#### Written exercise:
Write out the whole of the material exactly.

(Collected data entries)
----------

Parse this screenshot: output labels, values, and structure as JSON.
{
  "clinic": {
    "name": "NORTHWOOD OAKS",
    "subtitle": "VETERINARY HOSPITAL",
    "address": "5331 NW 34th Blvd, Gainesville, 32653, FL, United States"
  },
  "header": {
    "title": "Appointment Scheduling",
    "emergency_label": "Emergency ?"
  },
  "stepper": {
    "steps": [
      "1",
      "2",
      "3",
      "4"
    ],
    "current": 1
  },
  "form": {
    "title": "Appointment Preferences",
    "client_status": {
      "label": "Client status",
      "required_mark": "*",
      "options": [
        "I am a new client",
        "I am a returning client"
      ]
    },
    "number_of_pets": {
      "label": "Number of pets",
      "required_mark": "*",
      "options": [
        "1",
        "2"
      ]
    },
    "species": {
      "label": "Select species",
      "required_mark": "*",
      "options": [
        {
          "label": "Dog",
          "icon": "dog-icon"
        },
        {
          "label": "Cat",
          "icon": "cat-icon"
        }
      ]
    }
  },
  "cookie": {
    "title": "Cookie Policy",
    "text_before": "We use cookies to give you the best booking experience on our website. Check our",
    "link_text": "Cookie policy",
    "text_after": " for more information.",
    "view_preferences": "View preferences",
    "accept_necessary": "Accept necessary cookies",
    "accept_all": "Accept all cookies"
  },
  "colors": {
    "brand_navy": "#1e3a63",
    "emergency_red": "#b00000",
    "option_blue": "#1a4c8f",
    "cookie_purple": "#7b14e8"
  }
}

----------

#### Response for this exercise:
Parse this screenshot: output labels, values, and structure as JSON.
{
  "clinic": {
    "name": "NORTHWOOD OAKS",
    "subtitle": "VETERINARY HOSPITAL",
    "address": "5331 NW 34th Blvd, Gainesville, 32653, FL, United States"
  },
  "header": {
    "title": "Appointment Scheduling",
    "emergency_label": "Emergency ?"
  },
  "stepper": {
    "steps": [
      "1",
      "2",
      "3",
      "4"
    ],
    "current": 1
  },
  "form": {
    "title": "Appointment Preferences",
    "client_status": {
      "label": "Client status",
      "required_mark": "*",
      "options": [
        "I am a new client",
        "I am a returning client"
      ]
    },
    "number_of_pets": {
      "label": "Number of pets",
      "required_mark": "*",
      "options": [
        "1",
        "2"
      ]
    },
    "species": {
      "label": "Select species",
      "required_mark": "*",
      "options": [
        {
          "label": "Dog",
          "icon": "dog-icon"
        },
        {
          "label": "Cat",
          "icon": "cat-icon"
        }
      ]
    }
  },
  "cookie": {
    "title": "Cookie Policy",
    "text_before": "We use cookies to give you the best booking experience on our website. Check our",
    "link_text": "Cookie policy",
    "text_after": " for more information.",
    "view_preferences": "View preferences",
    "accept_necessary": "Accept necessary cookies",
    "accept_all": "Accept all cookies"
  },
  "colors": {
    "brand_navy": "#1e3a63",
    "emergency_red": "#b00000",
    "option_blue": "#1a4c8f",
    "cookie_purple": "#7b14e8"
  }
}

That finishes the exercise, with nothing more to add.